» **AIM OF THE TASK**
How many lines of these records hold the string "into"? Reply with the number alone.

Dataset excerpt
══════════
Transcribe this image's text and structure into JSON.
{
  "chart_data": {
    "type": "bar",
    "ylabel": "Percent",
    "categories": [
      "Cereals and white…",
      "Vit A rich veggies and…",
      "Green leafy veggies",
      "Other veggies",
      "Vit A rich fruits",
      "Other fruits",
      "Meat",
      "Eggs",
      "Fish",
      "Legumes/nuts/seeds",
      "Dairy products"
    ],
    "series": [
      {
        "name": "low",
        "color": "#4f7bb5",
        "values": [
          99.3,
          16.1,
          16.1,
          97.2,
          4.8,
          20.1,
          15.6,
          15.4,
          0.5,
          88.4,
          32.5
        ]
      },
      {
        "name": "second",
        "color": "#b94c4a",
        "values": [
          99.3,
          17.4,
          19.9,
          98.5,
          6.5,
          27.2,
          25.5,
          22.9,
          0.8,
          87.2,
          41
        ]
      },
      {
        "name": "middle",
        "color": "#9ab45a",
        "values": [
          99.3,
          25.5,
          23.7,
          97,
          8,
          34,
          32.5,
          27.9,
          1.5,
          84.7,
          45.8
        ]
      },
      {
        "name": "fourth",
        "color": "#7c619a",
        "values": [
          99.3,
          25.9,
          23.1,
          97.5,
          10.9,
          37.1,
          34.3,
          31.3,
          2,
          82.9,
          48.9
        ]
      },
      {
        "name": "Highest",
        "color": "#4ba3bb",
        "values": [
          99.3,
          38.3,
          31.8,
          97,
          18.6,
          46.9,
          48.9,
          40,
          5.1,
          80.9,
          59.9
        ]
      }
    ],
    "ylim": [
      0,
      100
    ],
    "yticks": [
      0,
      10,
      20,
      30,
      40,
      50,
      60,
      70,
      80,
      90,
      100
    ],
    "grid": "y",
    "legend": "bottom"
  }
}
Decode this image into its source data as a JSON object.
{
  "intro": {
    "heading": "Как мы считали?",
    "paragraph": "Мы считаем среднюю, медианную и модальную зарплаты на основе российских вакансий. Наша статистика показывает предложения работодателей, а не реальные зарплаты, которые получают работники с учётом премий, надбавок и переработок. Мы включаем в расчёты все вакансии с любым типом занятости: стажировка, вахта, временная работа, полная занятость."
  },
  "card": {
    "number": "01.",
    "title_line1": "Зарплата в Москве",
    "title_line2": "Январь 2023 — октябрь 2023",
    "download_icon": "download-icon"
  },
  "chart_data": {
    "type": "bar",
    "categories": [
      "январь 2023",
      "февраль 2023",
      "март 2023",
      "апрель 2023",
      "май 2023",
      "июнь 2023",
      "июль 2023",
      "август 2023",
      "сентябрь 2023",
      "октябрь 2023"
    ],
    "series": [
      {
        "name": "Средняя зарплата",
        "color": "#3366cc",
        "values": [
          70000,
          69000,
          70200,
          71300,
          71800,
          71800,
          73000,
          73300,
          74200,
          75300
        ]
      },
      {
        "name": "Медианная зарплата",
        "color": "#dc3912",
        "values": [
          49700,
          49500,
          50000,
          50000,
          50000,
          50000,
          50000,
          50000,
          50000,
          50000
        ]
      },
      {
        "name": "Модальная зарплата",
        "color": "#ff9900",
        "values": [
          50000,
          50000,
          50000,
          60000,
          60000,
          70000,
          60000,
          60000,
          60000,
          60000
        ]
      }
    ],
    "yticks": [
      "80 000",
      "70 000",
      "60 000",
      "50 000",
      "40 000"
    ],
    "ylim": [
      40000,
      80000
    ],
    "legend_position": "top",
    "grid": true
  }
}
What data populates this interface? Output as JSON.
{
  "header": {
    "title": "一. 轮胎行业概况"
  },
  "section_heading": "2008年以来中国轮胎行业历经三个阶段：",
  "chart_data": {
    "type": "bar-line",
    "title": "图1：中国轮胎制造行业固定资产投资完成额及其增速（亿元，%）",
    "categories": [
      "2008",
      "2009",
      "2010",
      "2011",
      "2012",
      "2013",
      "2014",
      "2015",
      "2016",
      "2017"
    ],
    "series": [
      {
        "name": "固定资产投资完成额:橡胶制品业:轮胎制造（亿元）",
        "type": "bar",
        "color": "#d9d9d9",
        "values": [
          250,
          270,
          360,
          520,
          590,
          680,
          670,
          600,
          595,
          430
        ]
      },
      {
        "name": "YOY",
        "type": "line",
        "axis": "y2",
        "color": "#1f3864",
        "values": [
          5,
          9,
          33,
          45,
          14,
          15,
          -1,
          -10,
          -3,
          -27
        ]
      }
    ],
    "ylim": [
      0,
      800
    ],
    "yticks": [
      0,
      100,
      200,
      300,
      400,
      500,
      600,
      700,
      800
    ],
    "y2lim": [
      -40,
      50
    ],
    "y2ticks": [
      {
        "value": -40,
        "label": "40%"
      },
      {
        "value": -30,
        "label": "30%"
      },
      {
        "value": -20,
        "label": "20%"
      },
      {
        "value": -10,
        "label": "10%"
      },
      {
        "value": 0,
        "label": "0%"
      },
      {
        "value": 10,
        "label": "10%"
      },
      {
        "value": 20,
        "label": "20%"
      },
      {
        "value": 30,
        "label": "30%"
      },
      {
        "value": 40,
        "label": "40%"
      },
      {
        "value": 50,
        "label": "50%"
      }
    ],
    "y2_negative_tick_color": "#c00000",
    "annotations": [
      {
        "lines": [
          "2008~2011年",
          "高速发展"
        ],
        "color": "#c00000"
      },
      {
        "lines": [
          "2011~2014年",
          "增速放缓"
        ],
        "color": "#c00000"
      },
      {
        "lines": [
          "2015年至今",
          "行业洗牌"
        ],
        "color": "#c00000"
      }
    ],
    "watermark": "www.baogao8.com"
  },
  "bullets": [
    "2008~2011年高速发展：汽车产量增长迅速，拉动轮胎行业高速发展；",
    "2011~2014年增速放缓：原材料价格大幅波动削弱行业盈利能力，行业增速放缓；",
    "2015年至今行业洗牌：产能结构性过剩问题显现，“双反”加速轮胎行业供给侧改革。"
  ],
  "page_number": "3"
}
══════════
» **FINISHED TASK**
2